— Start —

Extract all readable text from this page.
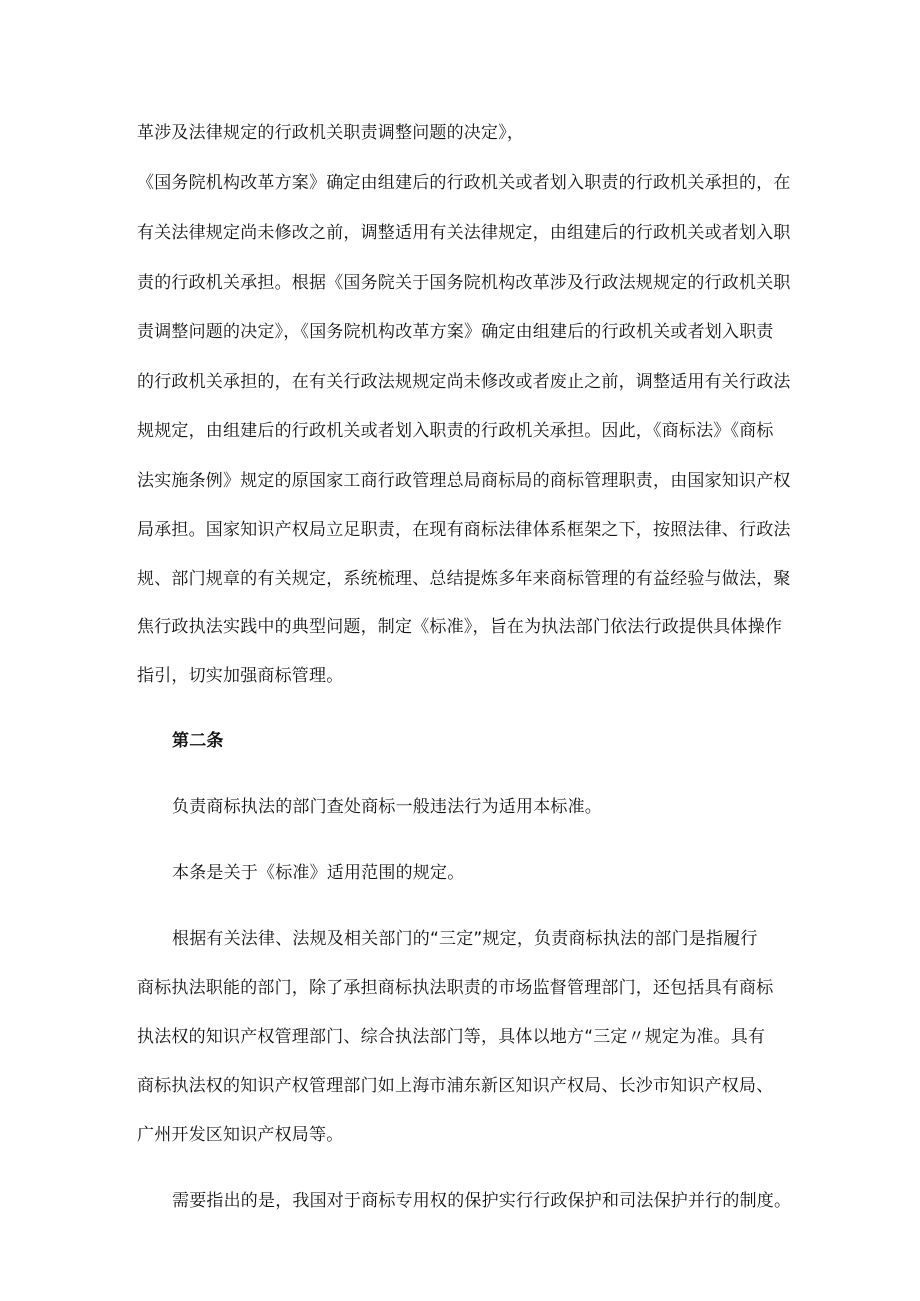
革涉及法律规定的行政机关职责调整问题的决定》，
《国务院机构改革方案》确定由组建后的行政机关或者划入职责的行政机关承担的，在
有关法律规定尚未修改之前，调整适用有关法律规定，由组建后的行政机关或者划入职
责的行政机关承担。根据《国务院关于国务院机构改革涉及行政法规规定的行政机关职
责调整问题的决定》，《国务院机构改革方案》确定由组建后的行政机关或者划入职责
的行政机关承担的，在有关行政法规规定尚未修改或者废止之前，调整适用有关行政法
规规定，由组建后的行政机关或者划入职责的行政机关承担。因此，《商标法》《商标
法实施条例》规定的原国家工商行政管理总局商标局的商标管理职责，由国家知识产权
局承担。国家知识产权局立足职责，在现有商标法律体系框架之下，按照法律、行政法
规、部门规章的有关规定，系统梳理、总结提炼多年来商标管理的有益经验与做法，聚
焦行政执法实践中的典型问题，制定《标准》，旨在为执法部门依法行政提供具体操作
指引，切实加强商标管理。
第二条
负责商标执法的部门查处商标一般违法行为适用本标准。
本条是关于《标准》适用范围的规定。
根据有关法律、法规及相关部门的“三定”规定，负责商标执法的部门是指履行
商标执法职能的部门，除了承担商标执法职责的市场监督管理部门，还包括具有商标
执法权的知识产权管理部门、综合执法部门等，具体以地方“三定〃规定为准。具有
商标执法权的知识产权管理部门如上海市浦东新区知识产权局、长沙市知识产权局、
广州开发区知识产权局等。
需要指出的是，我国对于商标专用权的保护实行行政保护和司法保护并行的制度。
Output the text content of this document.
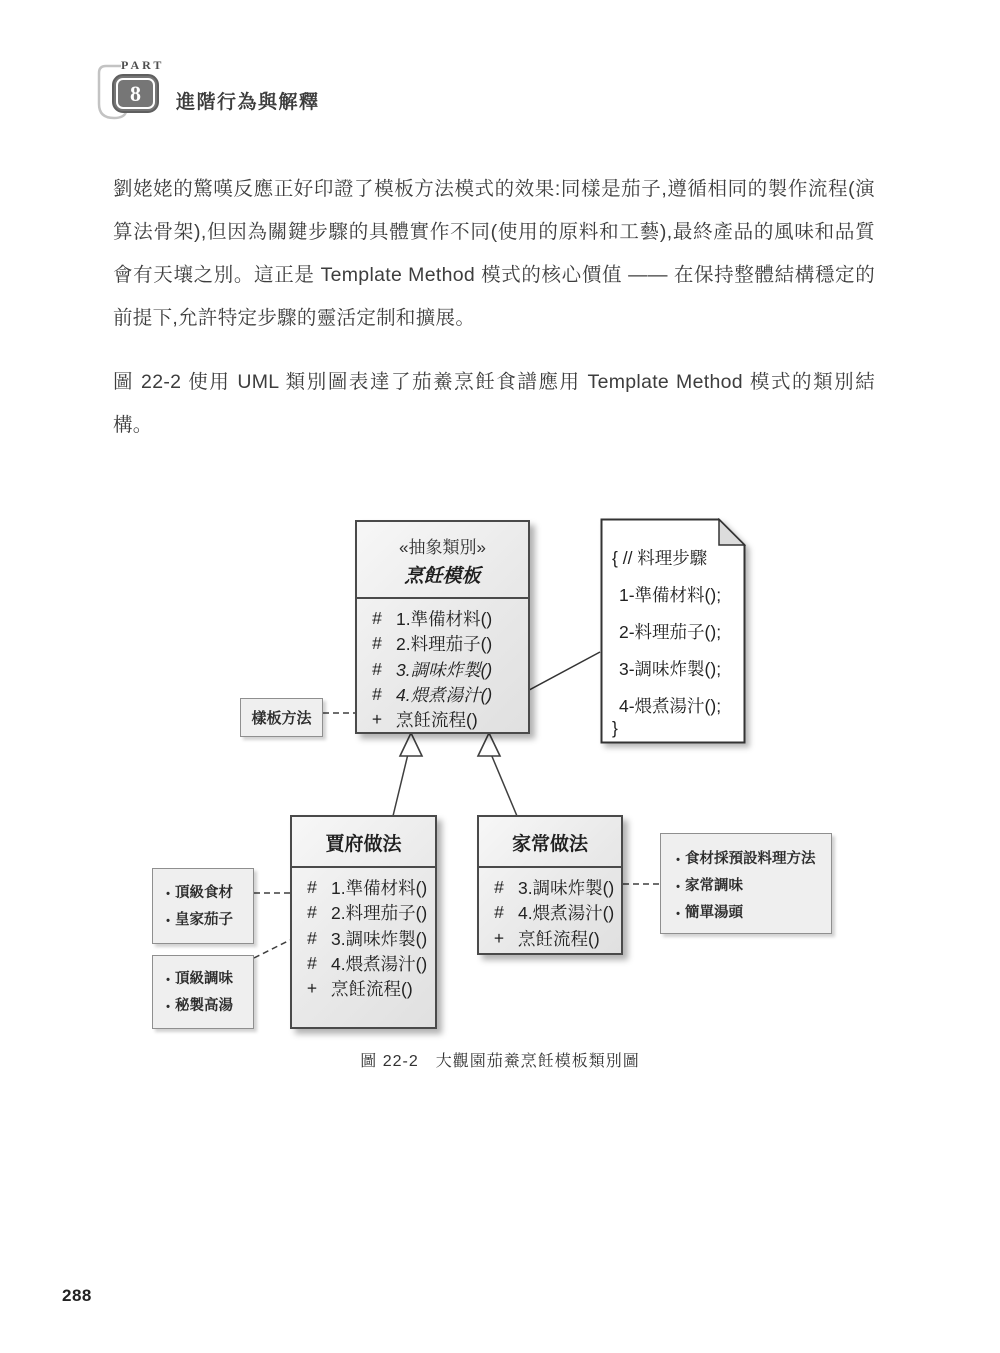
PART
8 進階行為與解釋

劉姥姥的驚嘆反應正好印證了模板方法模式的效果:同樣是茄子,遵循相同的製作流程(演算法骨架),但因為關鍵步驟的具體實作不同(使用的原料和工藝),最終產品的風味和品質會有天壤之別。這正是 Template Method 模式的核心價值 —— 在保持整體結構穩定的前提下,允許特定步驟的靈活定制和擴展。

圖 22-2 使用 UML 類別圖表達了茄鯗烹飪食譜應用 Template Method 模式的類別結構。

«抽象類別»
烹飪模板
# 1.準備材料()
# 2.料理茄子()
# 3.調味炸製()
# 4.煨煮湯汁()
+ 烹飪流程()
{ // 料理步驟
1-準備材料();
2-料理茄子();
3-調味炸製();
4-煨煮湯汁();
}
樣板方法
賈府做法
# 1.準備材料()
# 2.料理茄子()
# 3.調味炸製()
# 4.煨煮湯汁()
+ 烹飪流程()
家常做法
# 3.調味炸製()
# 4.煨煮湯汁()
+ 烹飪流程()
• 頂級食材
• 皇家茄子
• 頂級調味
• 秘製高湯
• 食材採預設料理方法
• 家常調味
• 簡單湯頭
圖 22-2　大觀園茄鯗烹飪模板類別圖
288
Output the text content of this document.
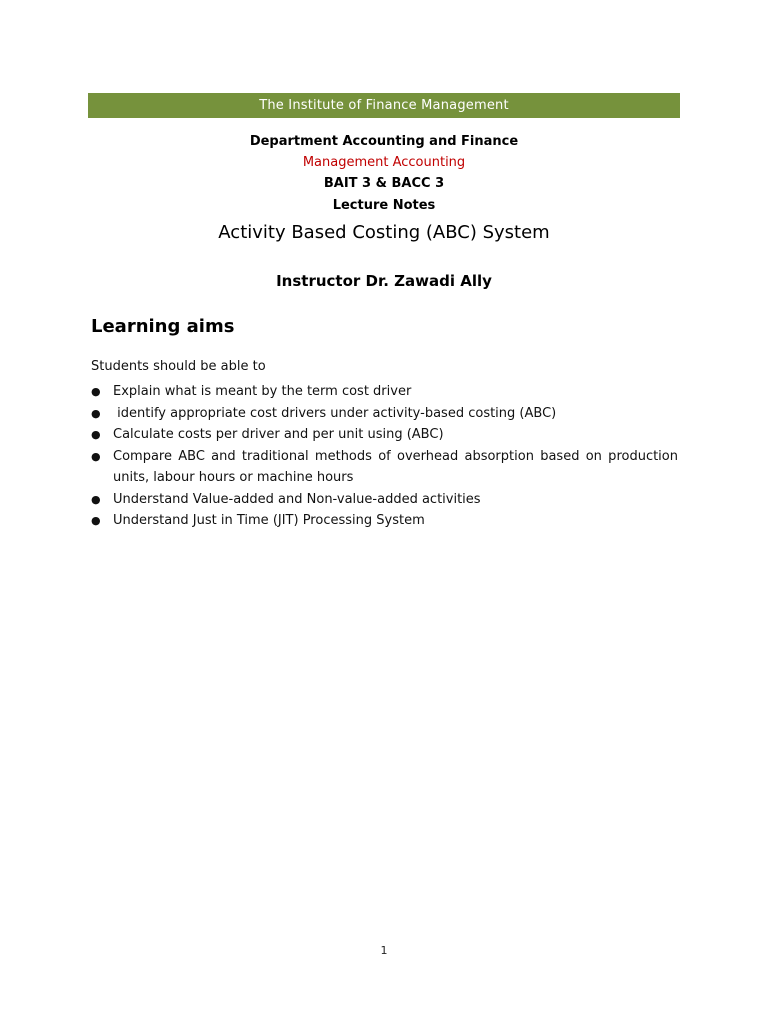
The Institute of Finance Management
Department Accounting and Finance
Management Accounting
BAIT 3 & BACC 3
Lecture Notes
Activity Based Costing (ABC) System
Instructor Dr. Zawadi Ally
Learning aims
Students should be able to
● Explain what is meant by the term cost driver
● identify appropriate cost drivers under activity-based costing (ABC)
● Calculate costs per driver and per unit using (ABC)
● Compare ABC and traditional methods of overhead absorption based on production units, labour hours or machine hours
● Understand Value-added and Non-value-added activities
● Understand Just in Time (JIT) Processing System
1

— End —

◆ **Work to complete**:
Please transcribe the material above exactly as written. Leave the pictures out.

◆ **Solution to this task**:
Extract all readable text from this page.
革涉及法律规定的行政机关职责调整问题的决定》，
《国务院机构改革方案》确定由组建后的行政机关或者划入职责的行政机关承担的，在
有关法律规定尚未修改之前，调整适用有关法律规定，由组建后的行政机关或者划入职
责的行政机关承担。根据《国务院关于国务院机构改革涉及行政法规规定的行政机关职
责调整问题的决定》，《国务院机构改革方案》确定由组建后的行政机关或者划入职责
的行政机关承担的，在有关行政法规规定尚未修改或者废止之前，调整适用有关行政法
规规定，由组建后的行政机关或者划入职责的行政机关承担。因此，《商标法》《商标
法实施条例》规定的原国家工商行政管理总局商标局的商标管理职责，由国家知识产权
局承担。国家知识产权局立足职责，在现有商标法律体系框架之下，按照法律、行政法
规、部门规章的有关规定，系统梳理、总结提炼多年来商标管理的有益经验与做法，聚
焦行政执法实践中的典型问题，制定《标准》，旨在为执法部门依法行政提供具体操作
指引，切实加强商标管理。
第二条
负责商标执法的部门查处商标一般违法行为适用本标准。
本条是关于《标准》适用范围的规定。
根据有关法律、法规及相关部门的“三定”规定，负责商标执法的部门是指履行
商标执法职能的部门，除了承担商标执法职责的市场监督管理部门，还包括具有商标
执法权的知识产权管理部门、综合执法部门等，具体以地方“三定〃规定为准。具有
商标执法权的知识产权管理部门如上海市浦东新区知识产权局、长沙市知识产权局、
广州开发区知识产权局等。
需要指出的是，我国对于商标专用权的保护实行行政保护和司法保护并行的制度。
Output the text content of this document.
PART
8 進階行為與解釋

劉姥姥的驚嘆反應正好印證了模板方法模式的效果:同樣是茄子,遵循相同的製作流程(演算法骨架),但因為關鍵步驟的具體實作不同(使用的原料和工藝),最終產品的風味和品質會有天壤之別。這正是 Template Method 模式的核心價值 —— 在保持整體結構穩定的前提下,允許特定步驟的靈活定制和擴展。

圖 22-2 使用 UML 類別圖表達了茄鯗烹飪食譜應用 Template Method 模式的類別結構。

«抽象類別»
烹飪模板
# 1.準備材料()
# 2.料理茄子()
# 3.調味炸製()
# 4.煨煮湯汁()
+ 烹飪流程()
{ // 料理步驟
1-準備材料();
2-料理茄子();
3-調味炸製();
4-煨煮湯汁();
}
樣板方法
賈府做法
# 1.準備材料()
# 2.料理茄子()
# 3.調味炸製()
# 4.煨煮湯汁()
+ 烹飪流程()
家常做法
# 3.調味炸製()
# 4.煨煮湯汁()
+ 烹飪流程()
• 頂級食材
• 皇家茄子
• 頂級調味
• 秘製高湯
• 食材採預設料理方法
• 家常調味
• 簡單湯頭
圖 22-2　大觀園茄鯗烹飪模板類別圖
288
Output the text content of this document.
The Institute of Finance Management
Department Accounting and Finance
Management Accounting
BAIT 3 & BACC 3
Lecture Notes
Activity Based Costing (ABC) System
Instructor Dr. Zawadi Ally
Learning aims
Students should be able to
● Explain what is meant by the term cost driver
● identify appropriate cost drivers under activity-based costing (ABC)
● Calculate costs per driver and per unit using (ABC)
● Compare ABC and traditional methods of overhead absorption based on production units, labour hours or machine hours
● Understand Value-added and Non-value-added activities
● Understand Just in Time (JIT) Processing System
1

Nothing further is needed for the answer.